### Supplied records
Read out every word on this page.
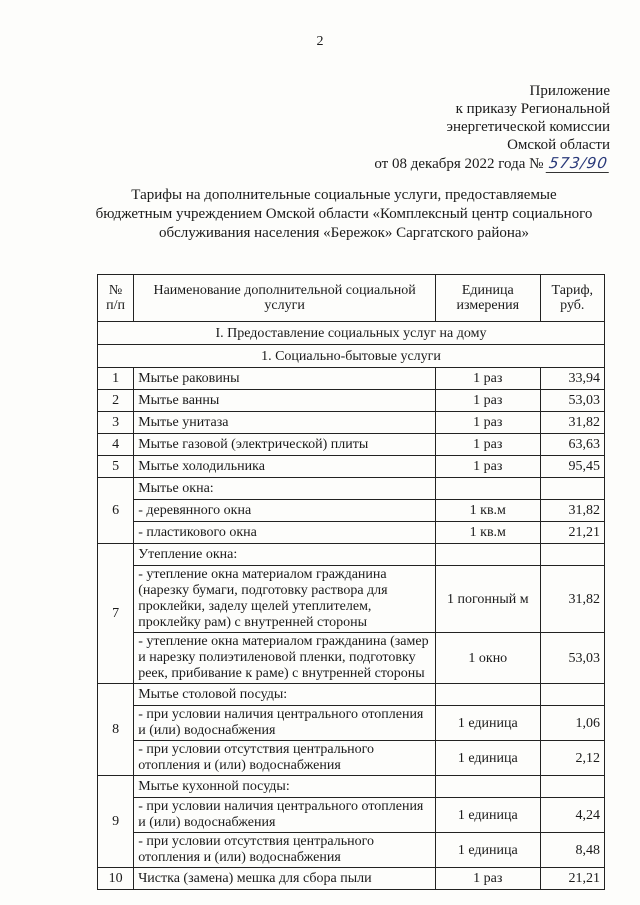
2
Приложение
к приказу Региональной
энергетической комиссии
Омской области
от 08 декабря 2022 года № 573/90
Тарифы на дополнительные социальные услуги, предоставляемые
бюджетным учреждением Омской области «Комплексный центр социального
обслуживания населения «Бережок» Саргатского района»
№ п/п	Наименование дополнительной социальной услуги	Единица измерения	Тариф, руб.
I. Предоставление социальных услуг на дому			
1. Социально-бытовые услуги			
1	Мытье раковины	1 раз	33,94
2	Мытье ванны	1 раз	53,03
3	Мытье унитаза	1 раз	31,82
4	Мытье газовой (электрической) плиты	1 раз	63,63
5	Мытье холодильника	1 раз	95,45
6	Мытье окна:		
	- деревянного окна	1 кв.м	31,82
	- пластикового окна	1 кв.м	21,21
7	Утепление окна:		
	- утепление окна материалом гражданина (нарезку бумаги, подготовку раствора для проклейки, заделу щелей утеплителем, проклейку рам) с внутренней стороны	1 погонный м	31,82
	- утепление окна материалом гражданина (замер и нарезку полиэтиленовой пленки, подготовку реек, прибивание к раме) с внутренней стороны	1 окно	53,03
8	Мытье столовой посуды:		
	- при условии наличия центрального отопления и (или) водоснабжения	1 единица	1,06
	- при условии отсутствия центрального отопления и (или) водоснабжения	1 единица	2,12
9	Мытье кухонной посуды:		
	- при условии наличия центрального отопления и (или) водоснабжения	1 единица	4,24
	- при условии отсутствия центрального отопления и (или) водоснабжения	1 единица	8,48
10	Чистка (замена) мешка для сбора пыли	1 раз	21,21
######
Written exercise> Restate each entry word for word, please, but drop any images it holds.

Solution for this task>
Read out every word on this page.
2
Приложение
к приказу Региональной
энергетической комиссии
Омской области
от 08 декабря 2022 года № 573/90
Тарифы на дополнительные социальные услуги, предоставляемые
бюджетным учреждением Омской области «Комплексный центр социального
обслуживания населения «Бережок» Саргатского района»
№ п/п	Наименование дополнительной социальной услуги	Единица измерения	Тариф, руб.
I. Предоставление социальных услуг на дому			
1. Социально-бытовые услуги			
1	Мытье раковины	1 раз	33,94
2	Мытье ванны	1 раз	53,03
3	Мытье унитаза	1 раз	31,82
4	Мытье газовой (электрической) плиты	1 раз	63,63
5	Мытье холодильника	1 раз	95,45
6	Мытье окна:		
	- деревянного окна	1 кв.м	31,82
	- пластикового окна	1 кв.м	21,21
7	Утепление окна:		
	- утепление окна материалом гражданина (нарезку бумаги, подготовку раствора для проклейки, заделу щелей утеплителем, проклейку рам) с внутренней стороны	1 погонный м	31,82
	- утепление окна материалом гражданина (замер и нарезку полиэтиленовой пленки, подготовку реек, прибивание к раме) с внутренней стороны	1 окно	53,03
8	Мытье столовой посуды:		
	- при условии наличия центрального отопления и (или) водоснабжения	1 единица	1,06
	- при условии отсутствия центрального отопления и (или) водоснабжения	1 единица	2,12
9	Мытье кухонной посуды:		
	- при условии наличия центрального отопления и (или) водоснабжения	1 единица	4,24
	- при условии отсутствия центрального отопления и (или) водоснабжения	1 единица	8,48
10	Чистка (замена) мешка для сбора пыли	1 раз	21,21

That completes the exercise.